* [Problem statement] Print the data that follows exactly.

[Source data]
────────────────

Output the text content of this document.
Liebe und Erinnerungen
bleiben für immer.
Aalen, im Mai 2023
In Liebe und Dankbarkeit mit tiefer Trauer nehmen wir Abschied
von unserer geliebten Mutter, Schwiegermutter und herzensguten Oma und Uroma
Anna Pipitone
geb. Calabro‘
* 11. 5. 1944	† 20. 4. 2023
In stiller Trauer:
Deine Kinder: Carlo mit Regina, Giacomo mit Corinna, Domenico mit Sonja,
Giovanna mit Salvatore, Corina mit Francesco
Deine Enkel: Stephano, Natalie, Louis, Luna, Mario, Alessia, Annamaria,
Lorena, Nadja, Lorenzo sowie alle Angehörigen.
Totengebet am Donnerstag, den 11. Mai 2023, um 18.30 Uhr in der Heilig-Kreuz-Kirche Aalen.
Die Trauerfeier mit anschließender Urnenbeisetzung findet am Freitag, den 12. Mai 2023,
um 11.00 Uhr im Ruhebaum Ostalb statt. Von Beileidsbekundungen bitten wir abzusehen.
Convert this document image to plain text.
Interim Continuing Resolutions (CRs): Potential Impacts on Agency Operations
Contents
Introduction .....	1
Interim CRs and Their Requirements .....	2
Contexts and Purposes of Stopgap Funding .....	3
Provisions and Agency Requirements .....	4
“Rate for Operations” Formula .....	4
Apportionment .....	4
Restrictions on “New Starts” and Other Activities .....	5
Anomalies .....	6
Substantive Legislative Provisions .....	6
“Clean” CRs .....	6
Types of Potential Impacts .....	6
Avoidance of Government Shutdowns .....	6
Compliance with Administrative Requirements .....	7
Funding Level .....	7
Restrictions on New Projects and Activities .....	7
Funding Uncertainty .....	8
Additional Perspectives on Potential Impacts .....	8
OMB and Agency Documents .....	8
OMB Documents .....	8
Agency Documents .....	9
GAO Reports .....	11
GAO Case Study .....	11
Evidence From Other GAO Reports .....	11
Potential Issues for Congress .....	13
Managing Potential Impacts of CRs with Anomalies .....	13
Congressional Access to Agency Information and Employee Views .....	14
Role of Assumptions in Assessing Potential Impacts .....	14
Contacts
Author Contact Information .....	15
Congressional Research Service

────────────────

* [Written solution]
Output the text content of this document.
Liebe und Erinnerungen
bleiben für immer.
Aalen, im Mai 2023
In Liebe und Dankbarkeit mit tiefer Trauer nehmen wir Abschied
von unserer geliebten Mutter, Schwiegermutter und herzensguten Oma und Uroma
Anna Pipitone
geb. Calabro‘
* 11. 5. 1944	† 20. 4. 2023
In stiller Trauer:
Deine Kinder: Carlo mit Regina, Giacomo mit Corinna, Domenico mit Sonja,
Giovanna mit Salvatore, Corina mit Francesco
Deine Enkel: Stephano, Natalie, Louis, Luna, Mario, Alessia, Annamaria,
Lorena, Nadja, Lorenzo sowie alle Angehörigen.
Totengebet am Donnerstag, den 11. Mai 2023, um 18.30 Uhr in der Heilig-Kreuz-Kirche Aalen.
Die Trauerfeier mit anschließender Urnenbeisetzung findet am Freitag, den 12. Mai 2023,
um 11.00 Uhr im Ruhebaum Ostalb statt. Von Beileidsbekundungen bitten wir abzusehen.
Convert this document image to plain text.
Interim Continuing Resolutions (CRs): Potential Impacts on Agency Operations
Contents
Introduction .....	1
Interim CRs and Their Requirements .....	2
Contexts and Purposes of Stopgap Funding .....	3
Provisions and Agency Requirements .....	4
“Rate for Operations” Formula .....	4
Apportionment .....	4
Restrictions on “New Starts” and Other Activities .....	5
Anomalies .....	6
Substantive Legislative Provisions .....	6
“Clean” CRs .....	6
Types of Potential Impacts .....	6
Avoidance of Government Shutdowns .....	6
Compliance with Administrative Requirements .....	7
Funding Level .....	7
Restrictions on New Projects and Activities .....	7
Funding Uncertainty .....	8
Additional Perspectives on Potential Impacts .....	8
OMB and Agency Documents .....	8
OMB Documents .....	8
Agency Documents .....	9
GAO Reports .....	11
GAO Case Study .....	11
Evidence From Other GAO Reports .....	11
Potential Issues for Congress .....	13
Managing Potential Impacts of CRs with Anomalies .....	13
Congressional Access to Agency Information and Employee Views .....	14
Role of Assumptions in Assessing Potential Impacts .....	14
Contacts
Author Contact Information .....	15
Congressional Research Service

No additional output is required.